[TASK TO CARRY OUT]
Reproduce each line of the listing exactly.

[SUPPLIED MATERIAL]
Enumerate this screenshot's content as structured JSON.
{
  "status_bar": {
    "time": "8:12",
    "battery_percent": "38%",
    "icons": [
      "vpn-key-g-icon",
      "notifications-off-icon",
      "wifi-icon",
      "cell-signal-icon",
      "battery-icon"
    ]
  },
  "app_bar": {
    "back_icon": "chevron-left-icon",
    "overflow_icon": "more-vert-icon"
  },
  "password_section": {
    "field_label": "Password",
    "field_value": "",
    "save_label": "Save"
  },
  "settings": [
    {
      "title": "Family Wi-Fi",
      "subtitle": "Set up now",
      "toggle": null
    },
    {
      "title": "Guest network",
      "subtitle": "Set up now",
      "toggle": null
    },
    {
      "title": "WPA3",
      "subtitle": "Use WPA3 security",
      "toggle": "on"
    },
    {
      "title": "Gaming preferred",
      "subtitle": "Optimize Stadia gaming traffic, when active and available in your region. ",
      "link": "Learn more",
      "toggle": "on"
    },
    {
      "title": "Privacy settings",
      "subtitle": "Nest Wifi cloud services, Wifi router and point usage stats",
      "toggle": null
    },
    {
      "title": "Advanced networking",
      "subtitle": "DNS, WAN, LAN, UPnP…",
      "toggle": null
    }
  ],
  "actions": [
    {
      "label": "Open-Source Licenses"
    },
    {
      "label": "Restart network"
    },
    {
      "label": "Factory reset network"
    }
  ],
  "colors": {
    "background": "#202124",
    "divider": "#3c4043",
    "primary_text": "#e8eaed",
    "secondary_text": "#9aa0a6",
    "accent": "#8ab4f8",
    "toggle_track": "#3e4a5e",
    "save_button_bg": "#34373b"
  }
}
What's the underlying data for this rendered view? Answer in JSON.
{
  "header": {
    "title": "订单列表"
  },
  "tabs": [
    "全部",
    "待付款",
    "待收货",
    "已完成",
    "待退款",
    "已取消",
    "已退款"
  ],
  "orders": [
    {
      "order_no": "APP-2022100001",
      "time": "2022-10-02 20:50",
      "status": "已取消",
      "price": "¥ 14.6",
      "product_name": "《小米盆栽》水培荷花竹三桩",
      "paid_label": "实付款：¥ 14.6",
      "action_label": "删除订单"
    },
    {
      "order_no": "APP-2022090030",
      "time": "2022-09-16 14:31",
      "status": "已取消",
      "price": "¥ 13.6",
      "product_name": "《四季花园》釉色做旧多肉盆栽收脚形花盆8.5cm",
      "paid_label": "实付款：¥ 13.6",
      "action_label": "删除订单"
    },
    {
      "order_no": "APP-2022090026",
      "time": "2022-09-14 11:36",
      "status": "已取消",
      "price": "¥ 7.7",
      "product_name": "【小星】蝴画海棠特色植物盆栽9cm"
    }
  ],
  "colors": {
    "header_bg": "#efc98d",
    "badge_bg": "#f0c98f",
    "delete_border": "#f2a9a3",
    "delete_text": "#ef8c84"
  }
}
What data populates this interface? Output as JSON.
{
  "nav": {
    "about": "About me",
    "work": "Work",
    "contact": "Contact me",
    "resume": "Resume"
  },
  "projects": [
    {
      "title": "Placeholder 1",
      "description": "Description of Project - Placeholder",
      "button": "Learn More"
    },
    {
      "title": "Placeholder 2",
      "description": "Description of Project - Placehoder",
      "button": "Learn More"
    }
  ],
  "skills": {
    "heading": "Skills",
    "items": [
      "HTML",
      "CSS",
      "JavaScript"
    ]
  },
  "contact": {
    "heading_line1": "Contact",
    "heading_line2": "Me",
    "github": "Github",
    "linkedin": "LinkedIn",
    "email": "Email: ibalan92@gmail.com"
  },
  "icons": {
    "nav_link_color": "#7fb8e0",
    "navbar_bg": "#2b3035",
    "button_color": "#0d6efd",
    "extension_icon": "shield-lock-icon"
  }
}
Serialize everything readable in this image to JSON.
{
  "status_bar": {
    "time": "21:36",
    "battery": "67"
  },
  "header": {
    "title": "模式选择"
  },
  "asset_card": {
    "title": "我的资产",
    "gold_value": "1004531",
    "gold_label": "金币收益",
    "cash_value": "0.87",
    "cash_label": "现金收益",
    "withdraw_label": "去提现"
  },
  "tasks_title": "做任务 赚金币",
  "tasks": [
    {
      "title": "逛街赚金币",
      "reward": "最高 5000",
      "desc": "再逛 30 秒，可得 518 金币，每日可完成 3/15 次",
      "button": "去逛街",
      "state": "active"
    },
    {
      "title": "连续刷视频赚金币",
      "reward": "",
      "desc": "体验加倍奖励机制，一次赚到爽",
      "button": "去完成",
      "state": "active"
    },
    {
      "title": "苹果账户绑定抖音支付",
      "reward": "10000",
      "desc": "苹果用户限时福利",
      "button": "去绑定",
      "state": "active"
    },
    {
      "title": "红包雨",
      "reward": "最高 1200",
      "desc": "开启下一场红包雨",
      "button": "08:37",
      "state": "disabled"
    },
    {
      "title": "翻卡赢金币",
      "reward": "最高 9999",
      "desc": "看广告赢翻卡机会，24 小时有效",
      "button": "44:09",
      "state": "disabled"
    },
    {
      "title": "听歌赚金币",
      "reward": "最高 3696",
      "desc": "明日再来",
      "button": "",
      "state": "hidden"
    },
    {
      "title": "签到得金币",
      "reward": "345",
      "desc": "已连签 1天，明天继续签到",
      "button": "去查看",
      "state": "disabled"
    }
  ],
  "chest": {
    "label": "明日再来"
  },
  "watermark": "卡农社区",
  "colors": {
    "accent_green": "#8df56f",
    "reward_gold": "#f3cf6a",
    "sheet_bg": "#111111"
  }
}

[WRITTEN REPLY]
Enumerate this screenshot's content as structured JSON.
{
  "status_bar": {
    "time": "8:12",
    "battery_percent": "38%",
    "icons": [
      "vpn-key-g-icon",
      "notifications-off-icon",
      "wifi-icon",
      "cell-signal-icon",
      "battery-icon"
    ]
  },
  "app_bar": {
    "back_icon": "chevron-left-icon",
    "overflow_icon": "more-vert-icon"
  },
  "password_section": {
    "field_label": "Password",
    "field_value": "",
    "save_label": "Save"
  },
  "settings": [
    {
      "title": "Family Wi-Fi",
      "subtitle": "Set up now",
      "toggle": null
    },
    {
      "title": "Guest network",
      "subtitle": "Set up now",
      "toggle": null
    },
    {
      "title": "WPA3",
      "subtitle": "Use WPA3 security",
      "toggle": "on"
    },
    {
      "title": "Gaming preferred",
      "subtitle": "Optimize Stadia gaming traffic, when active and available in your region. ",
      "link": "Learn more",
      "toggle": "on"
    },
    {
      "title": "Privacy settings",
      "subtitle": "Nest Wifi cloud services, Wifi router and point usage stats",
      "toggle": null
    },
    {
      "title": "Advanced networking",
      "subtitle": "DNS, WAN, LAN, UPnP…",
      "toggle": null
    }
  ],
  "actions": [
    {
      "label": "Open-Source Licenses"
    },
    {
      "label": "Restart network"
    },
    {
      "label": "Factory reset network"
    }
  ],
  "colors": {
    "background": "#202124",
    "divider": "#3c4043",
    "primary_text": "#e8eaed",
    "secondary_text": "#9aa0a6",
    "accent": "#8ab4f8",
    "toggle_track": "#3e4a5e",
    "save_button_bg": "#34373b"
  }
}
What's the underlying data for this rendered view? Answer in JSON.
{
  "header": {
    "title": "订单列表"
  },
  "tabs": [
    "全部",
    "待付款",
    "待收货",
    "已完成",
    "待退款",
    "已取消",
    "已退款"
  ],
  "orders": [
    {
      "order_no": "APP-2022100001",
      "time": "2022-10-02 20:50",
      "status": "已取消",
      "price": "¥ 14.6",
      "product_name": "《小米盆栽》水培荷花竹三桩",
      "paid_label": "实付款：¥ 14.6",
      "action_label": "删除订单"
    },
    {
      "order_no": "APP-2022090030",
      "time": "2022-09-16 14:31",
      "status": "已取消",
      "price": "¥ 13.6",
      "product_name": "《四季花园》釉色做旧多肉盆栽收脚形花盆8.5cm",
      "paid_label": "实付款：¥ 13.6",
      "action_label": "删除订单"
    },
    {
      "order_no": "APP-2022090026",
      "time": "2022-09-14 11:36",
      "status": "已取消",
      "price": "¥ 7.7",
      "product_name": "【小星】蝴画海棠特色植物盆栽9cm"
    }
  ],
  "colors": {
    "header_bg": "#efc98d",
    "badge_bg": "#f0c98f",
    "delete_border": "#f2a9a3",
    "delete_text": "#ef8c84"
  }
}
What data populates this interface? Output as JSON.
{
  "nav": {
    "about": "About me",
    "work": "Work",
    "contact": "Contact me",
    "resume": "Resume"
  },
  "projects": [
    {
      "title": "Placeholder 1",
      "description": "Description of Project - Placeholder",
      "button": "Learn More"
    },
    {
      "title": "Placeholder 2",
      "description": "Description of Project - Placehoder",
      "button": "Learn More"
    }
  ],
  "skills": {
    "heading": "Skills",
    "items": [
      "HTML",
      "CSS",
      "JavaScript"
    ]
  },
  "contact": {
    "heading_line1": "Contact",
    "heading_line2": "Me",
    "github": "Github",
    "linkedin": "LinkedIn",
    "email": "Email: ibalan92@gmail.com"
  },
  "icons": {
    "nav_link_color": "#7fb8e0",
    "navbar_bg": "#2b3035",
    "button_color": "#0d6efd",
    "extension_icon": "shield-lock-icon"
  }
}
Serialize everything readable in this image to JSON.
{
  "status_bar": {
    "time": "21:36",
    "battery": "67"
  },
  "header": {
    "title": "模式选择"
  },
  "asset_card": {
    "title": "我的资产",
    "gold_value": "1004531",
    "gold_label": "金币收益",
    "cash_value": "0.87",
    "cash_label": "现金收益",
    "withdraw_label": "去提现"
  },
  "tasks_title": "做任务 赚金币",
  "tasks": [
    {
      "title": "逛街赚金币",
      "reward": "最高 5000",
      "desc": "再逛 30 秒，可得 518 金币，每日可完成 3/15 次",
      "button": "去逛街",
      "state": "active"
    },
    {
      "title": "连续刷视频赚金币",
      "reward": "",
      "desc": "体验加倍奖励机制，一次赚到爽",
      "button": "去完成",
      "state": "active"
    },
    {
      "title": "苹果账户绑定抖音支付",
      "reward": "10000",
      "desc": "苹果用户限时福利",
      "button": "去绑定",
      "state": "active"
    },
    {
      "title": "红包雨",
      "reward": "最高 1200",
      "desc": "开启下一场红包雨",
      "button": "08:37",
      "state": "disabled"
    },
    {
      "title": "翻卡赢金币",
      "reward": "最高 9999",
      "desc": "看广告赢翻卡机会，24 小时有效",
      "button": "44:09",
      "state": "disabled"
    },
    {
      "title": "听歌赚金币",
      "reward": "最高 3696",
      "desc": "明日再来",
      "button": "",
      "state": "hidden"
    },
    {
      "title": "签到得金币",
      "reward": "345",
      "desc": "已连签 1天，明天继续签到",
      "button": "去查看",
      "state": "disabled"
    }
  ],
  "chest": {
    "label": "明日再来"
  },
  "watermark": "卡农社区",
  "colors": {
    "accent_green": "#8df56f",
    "reward_gold": "#f3cf6a",
    "sheet_bg": "#111111"
  }
}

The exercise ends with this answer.